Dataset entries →
BEGIN
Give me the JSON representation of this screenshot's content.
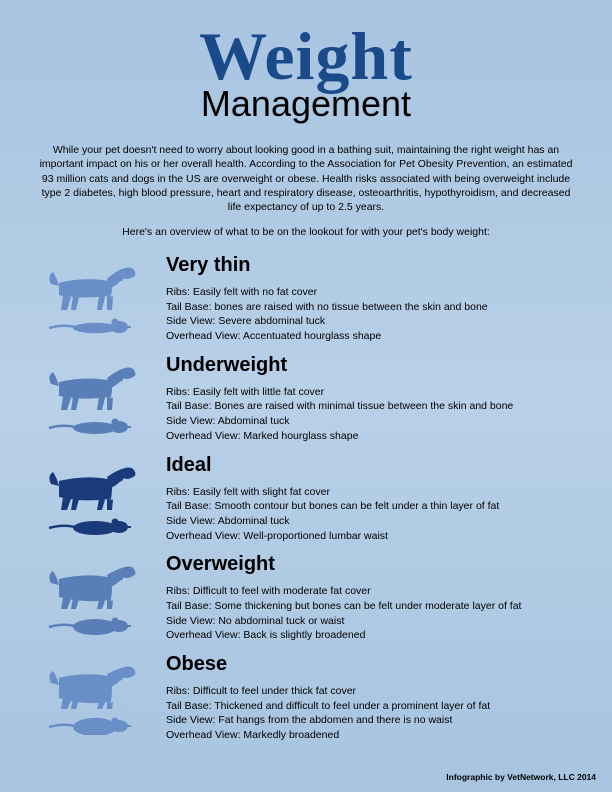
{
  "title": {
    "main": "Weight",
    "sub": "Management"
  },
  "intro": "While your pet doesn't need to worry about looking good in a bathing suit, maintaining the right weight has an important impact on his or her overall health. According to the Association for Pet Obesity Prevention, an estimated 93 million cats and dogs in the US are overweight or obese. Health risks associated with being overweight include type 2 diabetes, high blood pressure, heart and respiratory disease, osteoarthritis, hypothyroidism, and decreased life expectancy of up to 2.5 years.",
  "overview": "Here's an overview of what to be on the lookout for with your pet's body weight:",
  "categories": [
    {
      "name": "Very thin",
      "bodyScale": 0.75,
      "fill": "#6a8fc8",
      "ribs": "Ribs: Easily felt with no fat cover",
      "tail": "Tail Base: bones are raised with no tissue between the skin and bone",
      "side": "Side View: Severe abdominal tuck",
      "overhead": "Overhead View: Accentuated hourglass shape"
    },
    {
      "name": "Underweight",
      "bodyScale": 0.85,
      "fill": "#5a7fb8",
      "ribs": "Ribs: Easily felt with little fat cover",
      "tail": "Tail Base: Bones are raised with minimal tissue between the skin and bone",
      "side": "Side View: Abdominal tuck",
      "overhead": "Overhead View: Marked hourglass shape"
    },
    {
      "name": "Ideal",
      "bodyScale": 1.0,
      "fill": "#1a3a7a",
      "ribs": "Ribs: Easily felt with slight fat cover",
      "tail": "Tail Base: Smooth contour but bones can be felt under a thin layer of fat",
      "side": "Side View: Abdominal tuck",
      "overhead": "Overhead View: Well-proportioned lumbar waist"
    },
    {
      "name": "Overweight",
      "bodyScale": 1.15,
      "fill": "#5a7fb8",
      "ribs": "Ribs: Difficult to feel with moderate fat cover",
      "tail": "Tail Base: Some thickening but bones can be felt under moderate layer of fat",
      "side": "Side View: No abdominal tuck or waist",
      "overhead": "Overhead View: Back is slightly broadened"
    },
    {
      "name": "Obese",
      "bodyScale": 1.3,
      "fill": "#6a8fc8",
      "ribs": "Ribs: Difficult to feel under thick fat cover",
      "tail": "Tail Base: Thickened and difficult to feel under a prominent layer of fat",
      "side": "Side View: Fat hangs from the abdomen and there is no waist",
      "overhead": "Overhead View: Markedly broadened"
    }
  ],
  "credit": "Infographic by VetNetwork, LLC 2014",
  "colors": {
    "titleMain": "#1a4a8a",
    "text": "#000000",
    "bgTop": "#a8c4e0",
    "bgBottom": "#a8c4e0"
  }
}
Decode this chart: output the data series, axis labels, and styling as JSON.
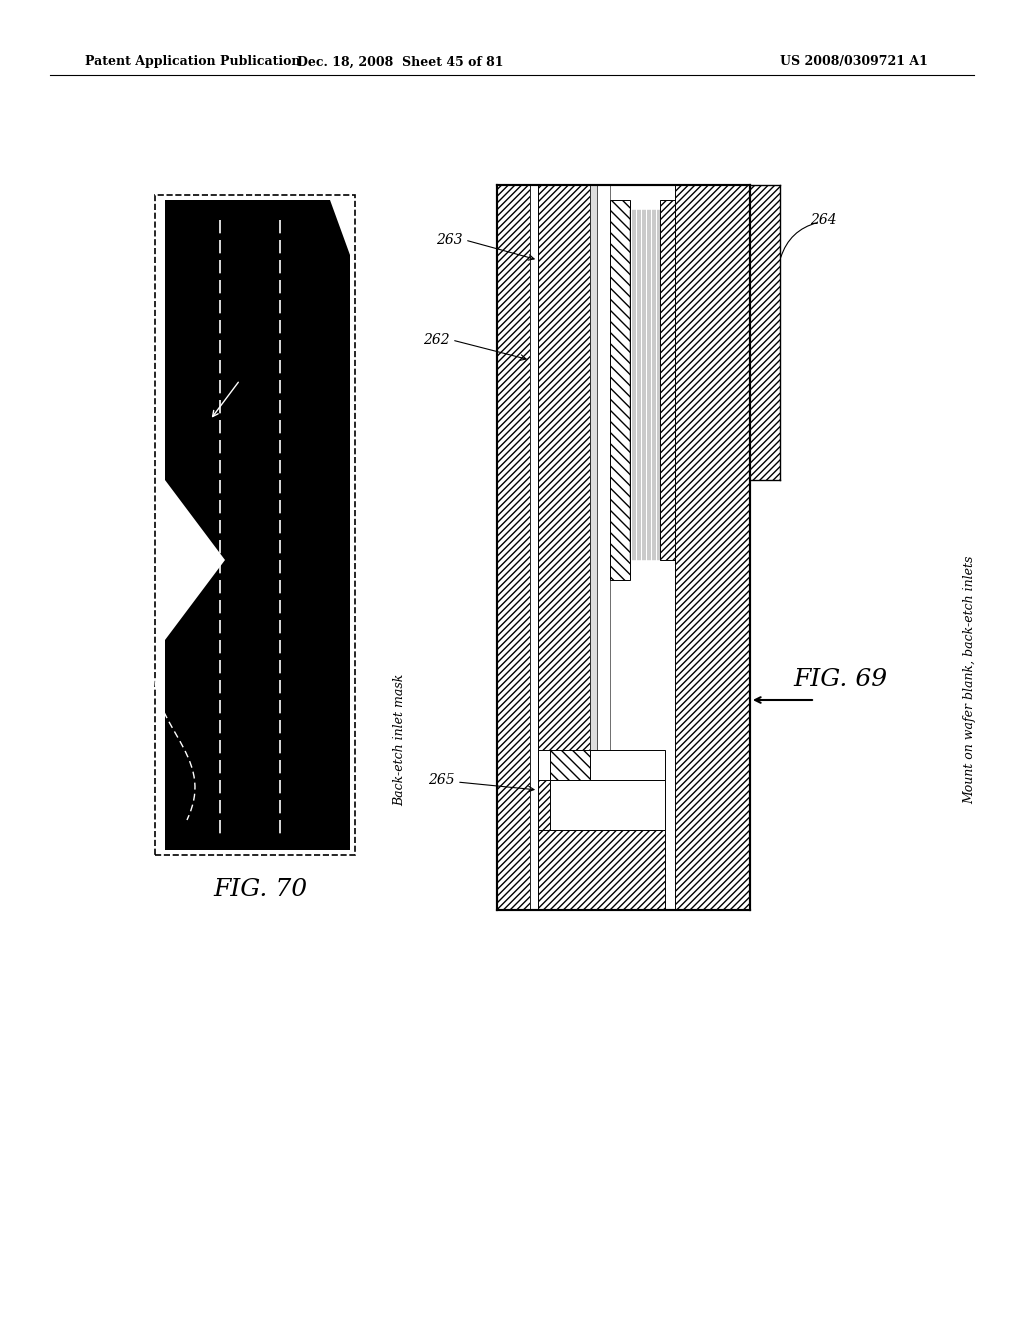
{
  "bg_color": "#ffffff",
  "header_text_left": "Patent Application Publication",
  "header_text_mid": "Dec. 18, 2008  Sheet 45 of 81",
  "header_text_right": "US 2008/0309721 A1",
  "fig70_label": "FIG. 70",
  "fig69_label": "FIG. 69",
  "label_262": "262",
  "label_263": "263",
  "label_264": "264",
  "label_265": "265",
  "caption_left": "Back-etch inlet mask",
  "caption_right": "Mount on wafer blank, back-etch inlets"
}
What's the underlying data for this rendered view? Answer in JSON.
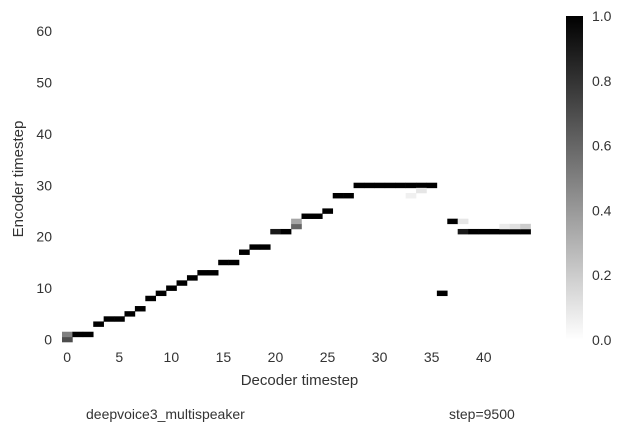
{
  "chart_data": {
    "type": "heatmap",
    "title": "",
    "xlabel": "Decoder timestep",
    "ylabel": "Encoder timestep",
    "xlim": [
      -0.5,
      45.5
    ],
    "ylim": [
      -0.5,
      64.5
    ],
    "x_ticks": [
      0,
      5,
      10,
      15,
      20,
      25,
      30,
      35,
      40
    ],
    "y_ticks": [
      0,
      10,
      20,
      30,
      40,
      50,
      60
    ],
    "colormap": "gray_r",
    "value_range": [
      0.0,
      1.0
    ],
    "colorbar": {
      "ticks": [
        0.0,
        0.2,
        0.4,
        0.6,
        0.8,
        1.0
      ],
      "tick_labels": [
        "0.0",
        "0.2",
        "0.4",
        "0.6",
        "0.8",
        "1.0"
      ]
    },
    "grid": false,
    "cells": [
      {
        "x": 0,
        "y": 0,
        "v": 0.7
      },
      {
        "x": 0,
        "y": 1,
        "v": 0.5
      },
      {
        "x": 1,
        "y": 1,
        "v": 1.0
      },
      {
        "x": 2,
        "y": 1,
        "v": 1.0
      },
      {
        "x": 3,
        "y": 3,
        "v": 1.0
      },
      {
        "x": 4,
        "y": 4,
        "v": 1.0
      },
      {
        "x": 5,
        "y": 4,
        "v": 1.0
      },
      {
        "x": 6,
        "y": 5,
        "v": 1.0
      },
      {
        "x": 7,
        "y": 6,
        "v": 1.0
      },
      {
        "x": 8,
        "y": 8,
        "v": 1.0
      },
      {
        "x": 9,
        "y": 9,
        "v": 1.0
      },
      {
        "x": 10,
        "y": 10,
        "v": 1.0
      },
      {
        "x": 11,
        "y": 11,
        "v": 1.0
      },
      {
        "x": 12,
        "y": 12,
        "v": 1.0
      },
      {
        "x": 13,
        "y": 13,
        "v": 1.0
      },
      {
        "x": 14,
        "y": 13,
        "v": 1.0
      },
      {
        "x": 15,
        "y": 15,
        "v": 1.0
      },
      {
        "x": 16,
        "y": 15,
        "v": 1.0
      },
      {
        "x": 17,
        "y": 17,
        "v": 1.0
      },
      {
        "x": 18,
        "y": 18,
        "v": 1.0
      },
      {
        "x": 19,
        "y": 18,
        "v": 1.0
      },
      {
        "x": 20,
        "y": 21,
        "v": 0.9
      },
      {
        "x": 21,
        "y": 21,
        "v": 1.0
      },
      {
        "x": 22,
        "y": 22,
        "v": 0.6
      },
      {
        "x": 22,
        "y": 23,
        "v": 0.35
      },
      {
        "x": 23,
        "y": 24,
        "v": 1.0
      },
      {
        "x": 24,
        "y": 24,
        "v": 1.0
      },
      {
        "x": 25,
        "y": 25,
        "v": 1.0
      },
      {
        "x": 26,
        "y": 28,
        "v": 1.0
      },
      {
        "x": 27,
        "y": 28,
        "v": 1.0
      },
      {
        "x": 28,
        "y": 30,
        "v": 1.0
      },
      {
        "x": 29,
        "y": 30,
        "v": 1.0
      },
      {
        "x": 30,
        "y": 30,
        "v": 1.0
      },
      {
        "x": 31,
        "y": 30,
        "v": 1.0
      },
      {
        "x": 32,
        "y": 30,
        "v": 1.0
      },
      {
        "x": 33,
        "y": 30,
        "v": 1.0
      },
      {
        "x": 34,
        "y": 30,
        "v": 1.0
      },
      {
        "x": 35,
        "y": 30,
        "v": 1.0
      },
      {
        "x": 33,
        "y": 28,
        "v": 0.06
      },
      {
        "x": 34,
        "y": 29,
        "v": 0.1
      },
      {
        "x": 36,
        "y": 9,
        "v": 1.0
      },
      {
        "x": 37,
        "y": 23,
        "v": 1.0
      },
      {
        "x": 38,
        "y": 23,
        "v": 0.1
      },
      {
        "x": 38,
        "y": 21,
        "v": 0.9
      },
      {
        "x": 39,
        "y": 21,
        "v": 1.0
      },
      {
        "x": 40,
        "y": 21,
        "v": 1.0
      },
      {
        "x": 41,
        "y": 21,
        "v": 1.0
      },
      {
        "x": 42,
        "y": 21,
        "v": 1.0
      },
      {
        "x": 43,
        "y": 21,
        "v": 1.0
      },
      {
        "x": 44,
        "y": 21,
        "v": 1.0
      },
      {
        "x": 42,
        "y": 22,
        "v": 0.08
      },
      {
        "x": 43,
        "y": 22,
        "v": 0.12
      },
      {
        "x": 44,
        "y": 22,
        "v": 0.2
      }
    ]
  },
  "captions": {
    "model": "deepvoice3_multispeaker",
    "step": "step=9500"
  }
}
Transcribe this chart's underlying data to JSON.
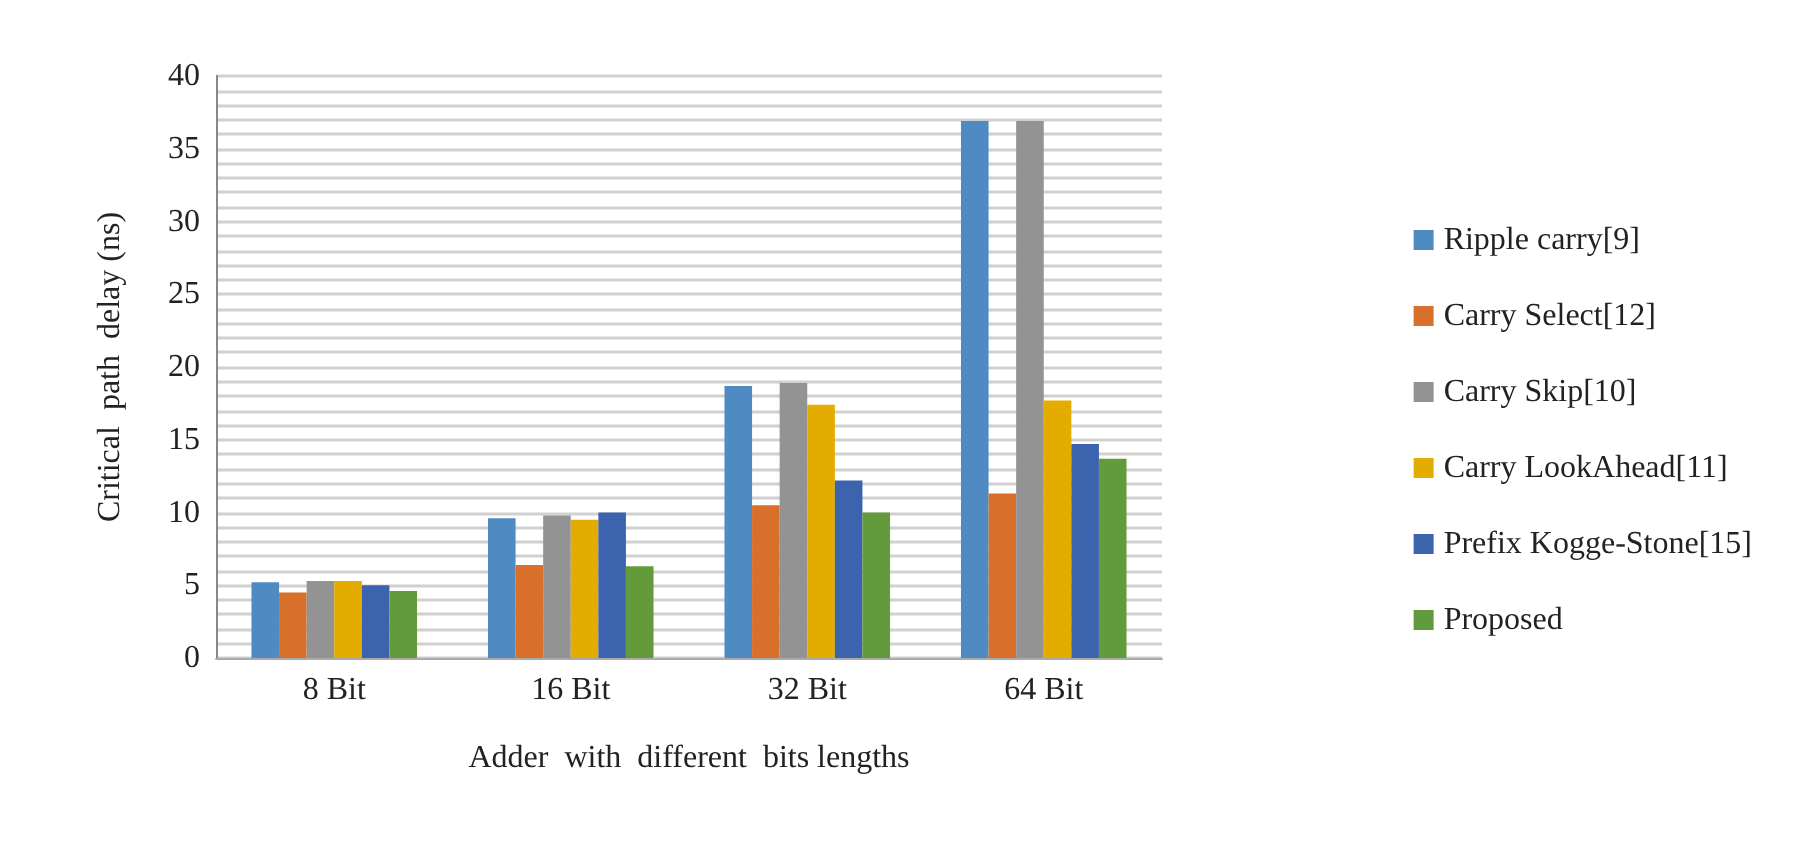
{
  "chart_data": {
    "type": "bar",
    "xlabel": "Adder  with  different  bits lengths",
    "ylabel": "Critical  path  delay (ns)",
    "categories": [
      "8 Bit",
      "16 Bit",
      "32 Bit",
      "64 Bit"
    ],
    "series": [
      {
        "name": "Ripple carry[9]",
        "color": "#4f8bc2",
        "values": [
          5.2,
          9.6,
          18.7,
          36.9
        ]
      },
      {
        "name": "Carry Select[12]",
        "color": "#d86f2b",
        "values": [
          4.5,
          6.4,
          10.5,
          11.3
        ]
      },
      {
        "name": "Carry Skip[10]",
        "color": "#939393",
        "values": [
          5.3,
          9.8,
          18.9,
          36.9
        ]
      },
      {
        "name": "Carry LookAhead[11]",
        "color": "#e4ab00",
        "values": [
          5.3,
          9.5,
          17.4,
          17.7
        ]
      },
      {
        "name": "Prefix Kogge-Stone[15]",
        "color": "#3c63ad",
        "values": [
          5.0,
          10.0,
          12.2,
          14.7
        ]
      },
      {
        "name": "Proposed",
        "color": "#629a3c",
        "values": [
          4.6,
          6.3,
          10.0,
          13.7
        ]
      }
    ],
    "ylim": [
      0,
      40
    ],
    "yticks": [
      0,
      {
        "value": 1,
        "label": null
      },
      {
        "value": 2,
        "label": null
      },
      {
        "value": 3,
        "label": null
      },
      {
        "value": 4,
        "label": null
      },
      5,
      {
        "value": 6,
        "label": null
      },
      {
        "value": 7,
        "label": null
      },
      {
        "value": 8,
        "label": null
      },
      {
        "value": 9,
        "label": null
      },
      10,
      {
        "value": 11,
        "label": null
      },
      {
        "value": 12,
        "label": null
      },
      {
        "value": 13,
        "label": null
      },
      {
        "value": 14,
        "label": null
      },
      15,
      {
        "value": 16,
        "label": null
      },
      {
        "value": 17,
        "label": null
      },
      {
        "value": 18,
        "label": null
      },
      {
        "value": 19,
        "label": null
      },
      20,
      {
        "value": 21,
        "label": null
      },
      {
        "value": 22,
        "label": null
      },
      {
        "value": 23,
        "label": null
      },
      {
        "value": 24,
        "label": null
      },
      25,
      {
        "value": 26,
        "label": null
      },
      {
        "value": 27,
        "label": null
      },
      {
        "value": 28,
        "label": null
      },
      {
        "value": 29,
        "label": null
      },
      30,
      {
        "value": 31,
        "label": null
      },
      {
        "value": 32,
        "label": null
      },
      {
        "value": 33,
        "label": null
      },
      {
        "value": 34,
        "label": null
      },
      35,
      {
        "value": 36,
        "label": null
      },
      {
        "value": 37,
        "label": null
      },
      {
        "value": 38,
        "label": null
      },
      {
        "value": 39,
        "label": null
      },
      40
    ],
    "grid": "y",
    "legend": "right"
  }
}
END
Lines holding the word "moderate" in the entries above are the ones to pull out. Copy them all.

      "ribs": "Ribs: Difficult to feel with moderate fat cover",
      "tail": "Tail Base: Some thickening but bones can be felt under moderate layer of fat",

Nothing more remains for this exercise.